Written exercise: Write out each line of the material again, word for word.

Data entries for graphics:
|---|

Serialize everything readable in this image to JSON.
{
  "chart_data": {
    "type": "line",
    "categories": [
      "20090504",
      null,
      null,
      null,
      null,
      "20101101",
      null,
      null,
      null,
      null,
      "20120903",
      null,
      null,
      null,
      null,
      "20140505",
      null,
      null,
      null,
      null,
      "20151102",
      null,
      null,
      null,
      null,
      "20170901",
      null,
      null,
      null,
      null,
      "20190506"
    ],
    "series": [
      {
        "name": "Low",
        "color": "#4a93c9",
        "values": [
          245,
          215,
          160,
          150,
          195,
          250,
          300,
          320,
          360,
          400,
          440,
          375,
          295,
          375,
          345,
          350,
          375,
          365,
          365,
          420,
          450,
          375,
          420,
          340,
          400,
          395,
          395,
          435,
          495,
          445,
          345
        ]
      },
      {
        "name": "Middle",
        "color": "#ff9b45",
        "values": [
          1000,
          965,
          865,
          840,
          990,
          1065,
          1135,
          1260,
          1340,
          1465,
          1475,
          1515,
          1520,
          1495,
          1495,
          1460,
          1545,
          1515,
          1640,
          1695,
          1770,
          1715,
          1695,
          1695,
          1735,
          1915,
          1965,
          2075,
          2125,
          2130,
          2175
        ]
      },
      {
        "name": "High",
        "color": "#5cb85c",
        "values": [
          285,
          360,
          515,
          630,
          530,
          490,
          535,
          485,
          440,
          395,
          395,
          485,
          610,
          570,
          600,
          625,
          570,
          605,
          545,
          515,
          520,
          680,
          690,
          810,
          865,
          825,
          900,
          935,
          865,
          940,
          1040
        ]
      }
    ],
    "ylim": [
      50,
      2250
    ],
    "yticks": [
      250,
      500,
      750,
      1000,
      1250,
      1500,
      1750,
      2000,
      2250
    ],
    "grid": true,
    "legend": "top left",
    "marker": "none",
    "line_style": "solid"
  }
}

|---|

Complete output:
Serialize everything readable in this image to JSON.
{
  "chart_data": {
    "type": "line",
    "categories": [
      "20090504",
      null,
      null,
      null,
      null,
      "20101101",
      null,
      null,
      null,
      null,
      "20120903",
      null,
      null,
      null,
      null,
      "20140505",
      null,
      null,
      null,
      null,
      "20151102",
      null,
      null,
      null,
      null,
      "20170901",
      null,
      null,
      null,
      null,
      "20190506"
    ],
    "series": [
      {
        "name": "Low",
        "color": "#4a93c9",
        "values": [
          245,
          215,
          160,
          150,
          195,
          250,
          300,
          320,
          360,
          400,
          440,
          375,
          295,
          375,
          345,
          350,
          375,
          365,
          365,
          420,
          450,
          375,
          420,
          340,
          400,
          395,
          395,
          435,
          495,
          445,
          345
        ]
      },
      {
        "name": "Middle",
        "color": "#ff9b45",
        "values": [
          1000,
          965,
          865,
          840,
          990,
          1065,
          1135,
          1260,
          1340,
          1465,
          1475,
          1515,
          1520,
          1495,
          1495,
          1460,
          1545,
          1515,
          1640,
          1695,
          1770,
          1715,
          1695,
          1695,
          1735,
          1915,
          1965,
          2075,
          2125,
          2130,
          2175
        ]
      },
      {
        "name": "High",
        "color": "#5cb85c",
        "values": [
          285,
          360,
          515,
          630,
          530,
          490,
          535,
          485,
          440,
          395,
          395,
          485,
          610,
          570,
          600,
          625,
          570,
          605,
          545,
          515,
          520,
          680,
          690,
          810,
          865,
          825,
          900,
          935,
          865,
          940,
          1040
        ]
      }
    ],
    "ylim": [
      50,
      2250
    ],
    "yticks": [
      250,
      500,
      750,
      1000,
      1250,
      1500,
      1750,
      2000,
      2250
    ],
    "grid": true,
    "legend": "top left",
    "marker": "none",
    "line_style": "solid"
  }
}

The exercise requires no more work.